Required task >> Lift every line from the entries that includes the word "page".

============================================================

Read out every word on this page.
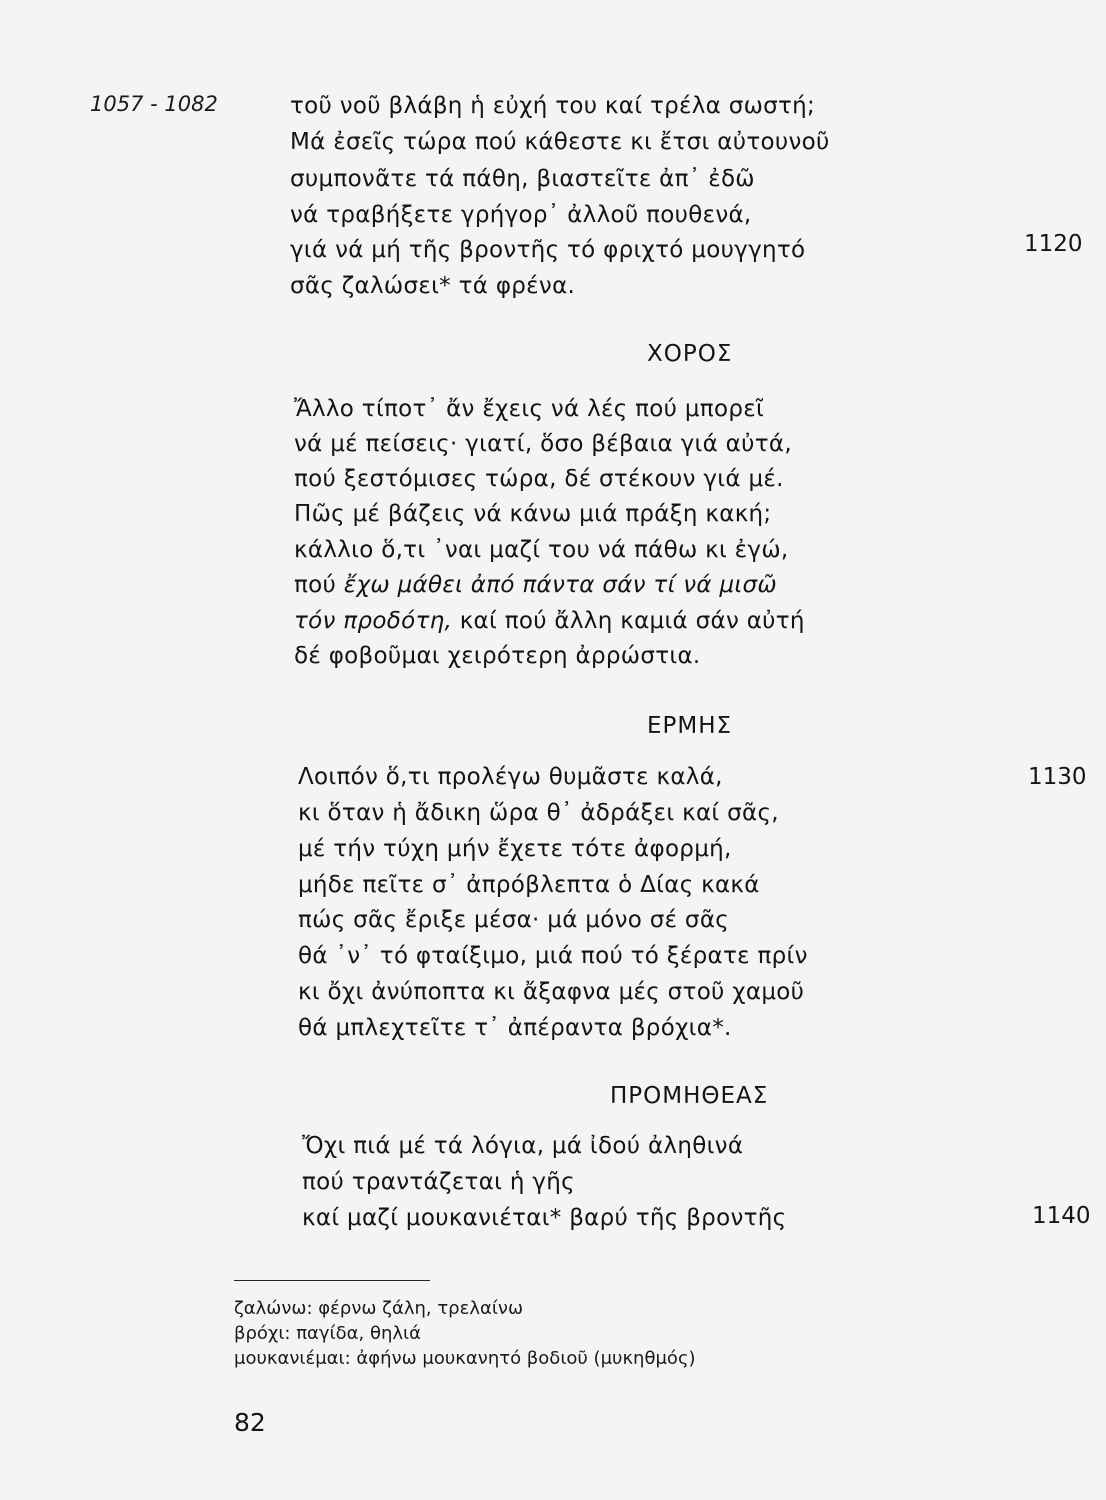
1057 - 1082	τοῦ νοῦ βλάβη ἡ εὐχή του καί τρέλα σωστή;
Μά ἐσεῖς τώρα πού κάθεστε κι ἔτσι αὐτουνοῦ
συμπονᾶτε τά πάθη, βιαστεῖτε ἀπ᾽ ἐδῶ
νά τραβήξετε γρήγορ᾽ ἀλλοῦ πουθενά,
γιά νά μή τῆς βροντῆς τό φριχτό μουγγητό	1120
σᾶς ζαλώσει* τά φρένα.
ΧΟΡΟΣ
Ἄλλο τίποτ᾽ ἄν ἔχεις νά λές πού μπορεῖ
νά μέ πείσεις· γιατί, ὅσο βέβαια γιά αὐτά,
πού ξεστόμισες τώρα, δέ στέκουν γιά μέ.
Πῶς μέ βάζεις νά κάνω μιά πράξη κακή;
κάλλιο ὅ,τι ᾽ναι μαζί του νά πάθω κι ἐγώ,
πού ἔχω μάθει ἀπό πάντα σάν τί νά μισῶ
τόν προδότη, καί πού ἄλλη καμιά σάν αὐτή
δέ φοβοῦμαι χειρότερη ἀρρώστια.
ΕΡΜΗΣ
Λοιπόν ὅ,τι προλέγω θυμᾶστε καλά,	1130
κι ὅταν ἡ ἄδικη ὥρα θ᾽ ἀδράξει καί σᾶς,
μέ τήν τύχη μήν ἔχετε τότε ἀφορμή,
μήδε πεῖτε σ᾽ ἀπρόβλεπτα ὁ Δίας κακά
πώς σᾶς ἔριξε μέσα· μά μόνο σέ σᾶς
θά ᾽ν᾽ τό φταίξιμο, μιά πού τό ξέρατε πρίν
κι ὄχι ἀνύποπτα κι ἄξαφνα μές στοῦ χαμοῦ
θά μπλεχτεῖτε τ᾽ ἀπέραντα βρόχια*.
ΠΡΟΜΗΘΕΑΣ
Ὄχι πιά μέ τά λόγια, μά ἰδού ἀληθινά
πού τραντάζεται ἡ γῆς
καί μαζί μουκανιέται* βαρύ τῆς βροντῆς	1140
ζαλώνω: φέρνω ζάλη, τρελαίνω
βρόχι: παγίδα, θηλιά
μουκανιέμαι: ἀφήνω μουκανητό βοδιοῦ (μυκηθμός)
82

============================================================

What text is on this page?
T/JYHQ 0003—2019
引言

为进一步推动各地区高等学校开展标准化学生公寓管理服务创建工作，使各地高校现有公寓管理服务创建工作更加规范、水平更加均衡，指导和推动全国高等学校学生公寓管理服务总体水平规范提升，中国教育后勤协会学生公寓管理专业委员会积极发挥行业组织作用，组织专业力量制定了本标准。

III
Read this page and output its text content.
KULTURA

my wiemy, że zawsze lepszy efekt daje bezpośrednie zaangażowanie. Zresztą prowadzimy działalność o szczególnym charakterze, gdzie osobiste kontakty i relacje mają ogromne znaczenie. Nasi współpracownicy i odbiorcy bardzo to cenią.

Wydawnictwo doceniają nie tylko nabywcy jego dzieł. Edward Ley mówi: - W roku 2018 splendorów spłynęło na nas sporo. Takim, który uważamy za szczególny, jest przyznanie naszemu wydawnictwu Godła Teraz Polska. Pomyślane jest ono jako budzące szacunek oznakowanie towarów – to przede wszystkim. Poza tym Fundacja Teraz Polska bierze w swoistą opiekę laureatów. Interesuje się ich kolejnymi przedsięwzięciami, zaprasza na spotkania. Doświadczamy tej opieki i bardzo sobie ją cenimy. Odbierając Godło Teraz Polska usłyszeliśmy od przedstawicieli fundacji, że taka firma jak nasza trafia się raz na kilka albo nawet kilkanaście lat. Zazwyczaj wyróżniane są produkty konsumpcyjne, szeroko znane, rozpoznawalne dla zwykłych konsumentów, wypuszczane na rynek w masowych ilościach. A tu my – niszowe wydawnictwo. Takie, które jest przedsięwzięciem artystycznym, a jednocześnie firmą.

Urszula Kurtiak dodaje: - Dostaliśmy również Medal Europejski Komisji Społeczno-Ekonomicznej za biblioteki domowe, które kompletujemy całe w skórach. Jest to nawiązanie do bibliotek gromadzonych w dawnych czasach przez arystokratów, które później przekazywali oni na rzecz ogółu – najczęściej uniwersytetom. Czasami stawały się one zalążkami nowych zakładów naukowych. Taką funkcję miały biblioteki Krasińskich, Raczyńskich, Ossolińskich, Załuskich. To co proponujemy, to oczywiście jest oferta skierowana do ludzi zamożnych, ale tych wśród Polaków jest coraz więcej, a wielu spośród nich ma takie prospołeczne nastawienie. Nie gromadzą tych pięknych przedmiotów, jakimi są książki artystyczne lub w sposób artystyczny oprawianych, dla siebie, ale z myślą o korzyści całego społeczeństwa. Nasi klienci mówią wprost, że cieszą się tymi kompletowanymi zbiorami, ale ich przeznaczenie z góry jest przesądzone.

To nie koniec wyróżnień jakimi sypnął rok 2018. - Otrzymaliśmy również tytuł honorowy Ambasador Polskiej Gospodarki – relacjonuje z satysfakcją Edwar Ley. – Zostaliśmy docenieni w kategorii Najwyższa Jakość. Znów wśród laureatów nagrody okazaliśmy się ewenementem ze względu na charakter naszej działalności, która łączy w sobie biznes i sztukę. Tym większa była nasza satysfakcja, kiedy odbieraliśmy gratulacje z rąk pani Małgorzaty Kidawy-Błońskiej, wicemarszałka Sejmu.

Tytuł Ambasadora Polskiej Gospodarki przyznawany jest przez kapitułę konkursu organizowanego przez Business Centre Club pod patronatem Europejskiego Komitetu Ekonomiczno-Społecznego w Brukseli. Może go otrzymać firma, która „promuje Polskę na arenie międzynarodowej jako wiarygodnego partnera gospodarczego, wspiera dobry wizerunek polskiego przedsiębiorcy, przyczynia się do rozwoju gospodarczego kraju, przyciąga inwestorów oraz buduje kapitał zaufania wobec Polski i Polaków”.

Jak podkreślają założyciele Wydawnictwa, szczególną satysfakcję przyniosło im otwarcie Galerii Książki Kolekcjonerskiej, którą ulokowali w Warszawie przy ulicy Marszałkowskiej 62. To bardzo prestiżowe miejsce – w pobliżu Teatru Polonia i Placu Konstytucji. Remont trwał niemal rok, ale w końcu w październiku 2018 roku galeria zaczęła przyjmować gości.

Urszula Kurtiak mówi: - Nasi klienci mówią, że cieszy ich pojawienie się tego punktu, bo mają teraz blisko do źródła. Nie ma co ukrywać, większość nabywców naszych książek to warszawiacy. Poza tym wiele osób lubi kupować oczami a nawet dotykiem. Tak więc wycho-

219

============================================================

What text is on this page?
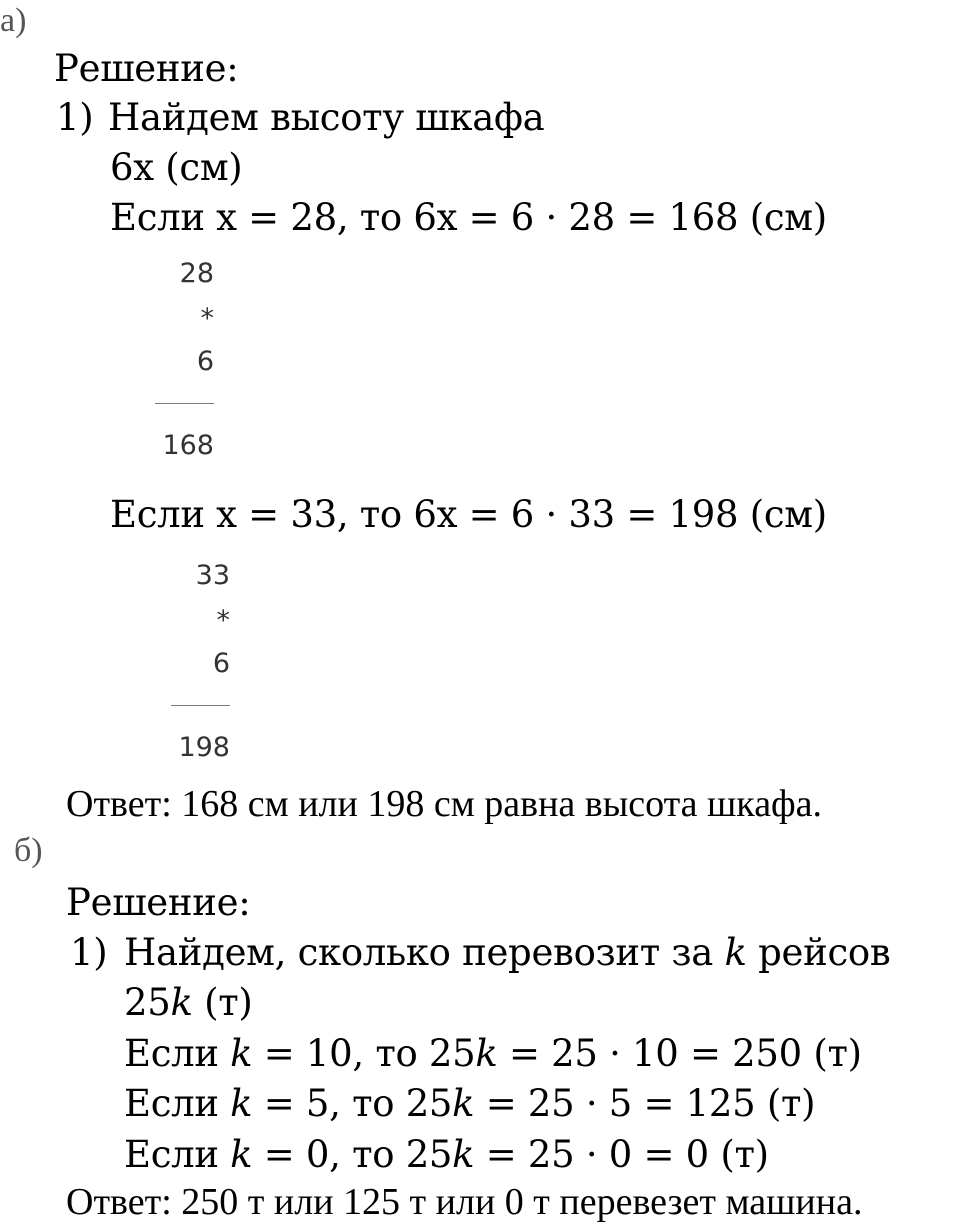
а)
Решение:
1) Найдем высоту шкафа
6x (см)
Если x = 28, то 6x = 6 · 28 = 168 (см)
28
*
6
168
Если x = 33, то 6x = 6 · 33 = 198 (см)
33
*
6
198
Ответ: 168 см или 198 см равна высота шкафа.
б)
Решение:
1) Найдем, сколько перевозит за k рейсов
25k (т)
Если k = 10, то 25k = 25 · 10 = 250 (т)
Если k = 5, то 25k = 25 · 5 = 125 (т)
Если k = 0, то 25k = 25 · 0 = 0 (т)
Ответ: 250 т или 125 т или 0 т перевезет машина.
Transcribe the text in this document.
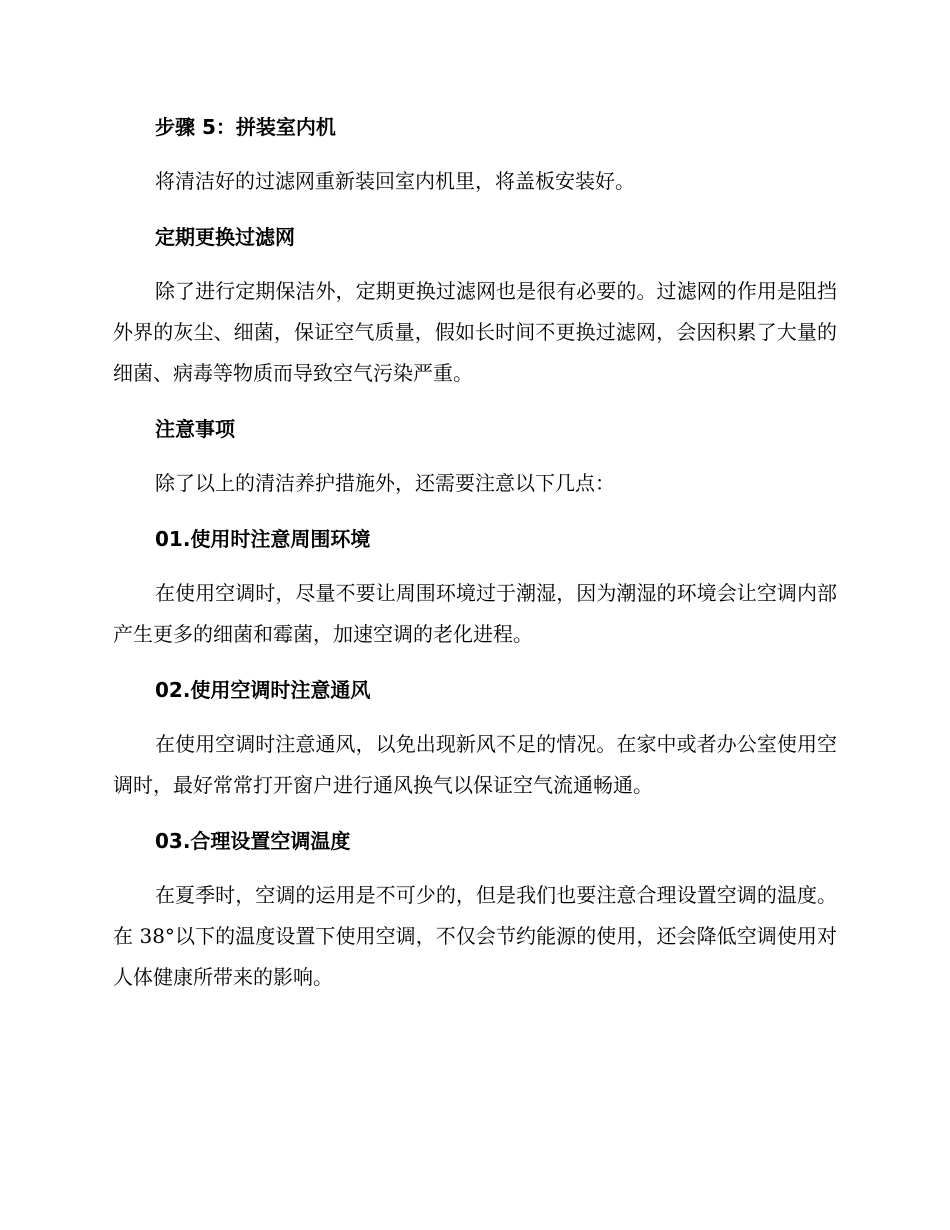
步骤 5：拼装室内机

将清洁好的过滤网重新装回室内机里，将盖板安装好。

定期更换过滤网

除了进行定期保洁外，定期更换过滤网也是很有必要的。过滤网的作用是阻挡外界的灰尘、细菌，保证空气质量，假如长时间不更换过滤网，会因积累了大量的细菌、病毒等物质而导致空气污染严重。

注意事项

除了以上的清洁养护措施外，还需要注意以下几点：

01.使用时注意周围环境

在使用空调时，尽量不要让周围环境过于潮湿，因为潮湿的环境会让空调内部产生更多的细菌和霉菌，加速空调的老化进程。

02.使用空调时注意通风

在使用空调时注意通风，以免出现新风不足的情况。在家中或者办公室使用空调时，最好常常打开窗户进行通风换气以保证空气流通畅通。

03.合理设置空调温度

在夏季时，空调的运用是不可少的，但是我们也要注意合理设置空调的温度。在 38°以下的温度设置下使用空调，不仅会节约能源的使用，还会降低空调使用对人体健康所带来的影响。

============================================================

Result of the exercise >>
Read out every word on this page.
What text is on this page?
Read this page and output its text content.
What text is on this page?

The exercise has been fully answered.